| TASK TO CARRY OUT |
Quote the material below word for word, from its first line through the line that contains "data-point [90,325,97,332]", including both of those lines.

| RECORDED INFORMATION |

* * * * * * *

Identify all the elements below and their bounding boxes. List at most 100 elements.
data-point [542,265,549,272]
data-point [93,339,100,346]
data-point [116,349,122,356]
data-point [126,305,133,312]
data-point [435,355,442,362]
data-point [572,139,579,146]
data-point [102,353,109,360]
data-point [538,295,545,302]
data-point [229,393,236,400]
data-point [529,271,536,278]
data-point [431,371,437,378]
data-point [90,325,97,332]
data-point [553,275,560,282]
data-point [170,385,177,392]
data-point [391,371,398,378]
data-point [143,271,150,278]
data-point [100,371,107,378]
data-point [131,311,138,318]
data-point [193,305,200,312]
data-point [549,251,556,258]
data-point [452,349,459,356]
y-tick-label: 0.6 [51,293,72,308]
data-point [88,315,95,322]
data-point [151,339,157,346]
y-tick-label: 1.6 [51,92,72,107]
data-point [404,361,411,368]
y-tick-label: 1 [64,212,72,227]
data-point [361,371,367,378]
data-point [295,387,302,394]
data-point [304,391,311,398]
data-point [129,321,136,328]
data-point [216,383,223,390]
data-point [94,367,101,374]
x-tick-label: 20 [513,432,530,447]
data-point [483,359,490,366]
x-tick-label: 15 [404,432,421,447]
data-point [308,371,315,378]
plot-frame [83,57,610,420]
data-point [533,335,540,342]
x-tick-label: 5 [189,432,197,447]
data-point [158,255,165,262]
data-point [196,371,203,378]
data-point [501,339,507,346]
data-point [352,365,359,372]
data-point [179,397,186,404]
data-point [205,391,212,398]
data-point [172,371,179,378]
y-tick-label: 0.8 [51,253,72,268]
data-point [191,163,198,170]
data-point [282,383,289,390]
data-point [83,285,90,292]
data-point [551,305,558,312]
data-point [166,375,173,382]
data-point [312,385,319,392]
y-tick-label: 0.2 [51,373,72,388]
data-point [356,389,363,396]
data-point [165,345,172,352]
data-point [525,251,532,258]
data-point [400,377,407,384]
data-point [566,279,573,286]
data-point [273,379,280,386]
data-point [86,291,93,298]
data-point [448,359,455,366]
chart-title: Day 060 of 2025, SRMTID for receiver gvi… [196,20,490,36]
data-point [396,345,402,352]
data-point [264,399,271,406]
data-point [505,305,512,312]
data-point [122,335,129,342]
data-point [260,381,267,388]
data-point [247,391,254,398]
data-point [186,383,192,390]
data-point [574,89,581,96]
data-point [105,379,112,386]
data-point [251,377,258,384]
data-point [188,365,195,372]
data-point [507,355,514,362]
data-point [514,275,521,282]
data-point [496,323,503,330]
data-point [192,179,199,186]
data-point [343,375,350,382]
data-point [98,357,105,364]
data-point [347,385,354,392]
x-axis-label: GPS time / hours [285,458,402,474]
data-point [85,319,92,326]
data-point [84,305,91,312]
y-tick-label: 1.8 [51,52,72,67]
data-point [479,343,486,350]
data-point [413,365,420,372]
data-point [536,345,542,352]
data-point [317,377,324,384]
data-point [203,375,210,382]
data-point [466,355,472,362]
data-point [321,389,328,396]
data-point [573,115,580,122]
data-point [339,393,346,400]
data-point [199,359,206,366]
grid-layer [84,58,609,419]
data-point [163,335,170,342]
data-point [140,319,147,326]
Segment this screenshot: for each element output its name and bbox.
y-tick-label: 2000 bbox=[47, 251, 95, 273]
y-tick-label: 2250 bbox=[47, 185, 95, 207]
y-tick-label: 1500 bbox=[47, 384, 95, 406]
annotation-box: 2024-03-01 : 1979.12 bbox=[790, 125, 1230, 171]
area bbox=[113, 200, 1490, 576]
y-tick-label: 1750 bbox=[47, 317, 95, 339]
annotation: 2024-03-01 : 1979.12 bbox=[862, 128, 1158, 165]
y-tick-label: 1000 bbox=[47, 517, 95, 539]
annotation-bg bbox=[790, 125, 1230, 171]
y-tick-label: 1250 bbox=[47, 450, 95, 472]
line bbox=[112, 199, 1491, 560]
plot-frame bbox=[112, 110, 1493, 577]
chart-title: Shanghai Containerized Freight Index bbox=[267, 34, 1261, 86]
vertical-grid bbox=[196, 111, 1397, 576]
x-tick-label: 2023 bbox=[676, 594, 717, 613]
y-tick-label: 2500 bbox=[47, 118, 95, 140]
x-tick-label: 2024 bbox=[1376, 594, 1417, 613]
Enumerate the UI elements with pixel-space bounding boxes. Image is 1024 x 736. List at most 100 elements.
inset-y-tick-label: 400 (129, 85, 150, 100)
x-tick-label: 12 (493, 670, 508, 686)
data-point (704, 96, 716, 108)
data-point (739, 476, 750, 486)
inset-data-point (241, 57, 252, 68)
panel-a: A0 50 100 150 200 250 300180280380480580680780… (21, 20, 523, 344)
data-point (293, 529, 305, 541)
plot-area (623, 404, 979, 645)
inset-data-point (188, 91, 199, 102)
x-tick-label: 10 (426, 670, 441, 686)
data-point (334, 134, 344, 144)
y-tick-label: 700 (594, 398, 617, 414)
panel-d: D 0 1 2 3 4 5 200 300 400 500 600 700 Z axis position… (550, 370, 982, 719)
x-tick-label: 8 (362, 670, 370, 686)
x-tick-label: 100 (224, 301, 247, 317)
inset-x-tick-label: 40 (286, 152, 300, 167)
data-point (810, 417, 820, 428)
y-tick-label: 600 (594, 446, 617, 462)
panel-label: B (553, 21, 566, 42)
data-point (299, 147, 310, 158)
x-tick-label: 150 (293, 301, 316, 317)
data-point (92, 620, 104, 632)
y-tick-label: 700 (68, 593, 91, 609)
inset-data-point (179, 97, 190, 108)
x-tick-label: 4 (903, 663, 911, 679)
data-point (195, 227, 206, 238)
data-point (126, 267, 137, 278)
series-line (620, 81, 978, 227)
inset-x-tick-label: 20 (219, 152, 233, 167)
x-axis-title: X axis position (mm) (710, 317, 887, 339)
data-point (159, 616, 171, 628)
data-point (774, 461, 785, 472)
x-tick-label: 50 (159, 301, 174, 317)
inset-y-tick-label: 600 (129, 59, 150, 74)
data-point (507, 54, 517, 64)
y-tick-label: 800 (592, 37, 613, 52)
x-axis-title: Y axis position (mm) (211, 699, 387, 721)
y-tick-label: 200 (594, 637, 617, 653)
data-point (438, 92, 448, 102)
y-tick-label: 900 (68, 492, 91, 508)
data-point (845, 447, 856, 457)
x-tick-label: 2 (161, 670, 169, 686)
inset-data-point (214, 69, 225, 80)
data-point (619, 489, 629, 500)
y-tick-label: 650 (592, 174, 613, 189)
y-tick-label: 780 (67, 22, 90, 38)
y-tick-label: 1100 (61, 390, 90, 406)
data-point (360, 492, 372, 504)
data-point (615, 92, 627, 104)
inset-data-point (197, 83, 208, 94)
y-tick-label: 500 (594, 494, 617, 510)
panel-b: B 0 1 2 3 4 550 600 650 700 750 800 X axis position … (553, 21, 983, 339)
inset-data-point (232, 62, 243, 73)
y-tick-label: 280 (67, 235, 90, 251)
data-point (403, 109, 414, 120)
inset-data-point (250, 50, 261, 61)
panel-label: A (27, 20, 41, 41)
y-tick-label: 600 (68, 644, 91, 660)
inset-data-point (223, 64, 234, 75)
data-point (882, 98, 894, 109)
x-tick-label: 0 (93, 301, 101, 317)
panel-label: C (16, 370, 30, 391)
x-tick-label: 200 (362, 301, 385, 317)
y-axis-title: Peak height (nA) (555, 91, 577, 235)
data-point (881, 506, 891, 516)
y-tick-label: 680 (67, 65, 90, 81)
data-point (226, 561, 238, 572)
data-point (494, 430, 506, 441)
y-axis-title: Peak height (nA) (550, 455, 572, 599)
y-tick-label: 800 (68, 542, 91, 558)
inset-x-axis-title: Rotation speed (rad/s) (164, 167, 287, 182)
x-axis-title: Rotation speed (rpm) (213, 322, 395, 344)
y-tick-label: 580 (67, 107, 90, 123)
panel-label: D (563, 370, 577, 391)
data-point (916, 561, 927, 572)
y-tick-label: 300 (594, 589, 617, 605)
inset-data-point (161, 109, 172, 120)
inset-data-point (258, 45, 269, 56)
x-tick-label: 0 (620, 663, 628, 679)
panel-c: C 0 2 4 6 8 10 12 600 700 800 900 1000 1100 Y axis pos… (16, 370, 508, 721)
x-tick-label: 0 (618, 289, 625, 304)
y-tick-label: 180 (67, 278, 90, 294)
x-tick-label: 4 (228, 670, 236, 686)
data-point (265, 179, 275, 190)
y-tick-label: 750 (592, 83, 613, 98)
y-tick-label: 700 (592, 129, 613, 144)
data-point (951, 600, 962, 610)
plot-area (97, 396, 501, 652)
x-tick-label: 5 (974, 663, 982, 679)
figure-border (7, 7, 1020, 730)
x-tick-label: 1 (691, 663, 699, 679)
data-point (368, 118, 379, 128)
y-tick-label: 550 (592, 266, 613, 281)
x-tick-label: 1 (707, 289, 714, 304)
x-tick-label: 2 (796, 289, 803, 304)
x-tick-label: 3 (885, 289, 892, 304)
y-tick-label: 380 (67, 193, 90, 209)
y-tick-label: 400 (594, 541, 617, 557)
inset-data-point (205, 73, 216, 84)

* * * * * * *

| COMPLETED TASK |
Identify all the elements below and their bounding boxes. List at most 100 elements.
data-point [542,265,549,272]
data-point [93,339,100,346]
data-point [116,349,122,356]
data-point [126,305,133,312]
data-point [435,355,442,362]
data-point [572,139,579,146]
data-point [102,353,109,360]
data-point [538,295,545,302]
data-point [229,393,236,400]
data-point [529,271,536,278]
data-point [431,371,437,378]
data-point [90,325,97,332]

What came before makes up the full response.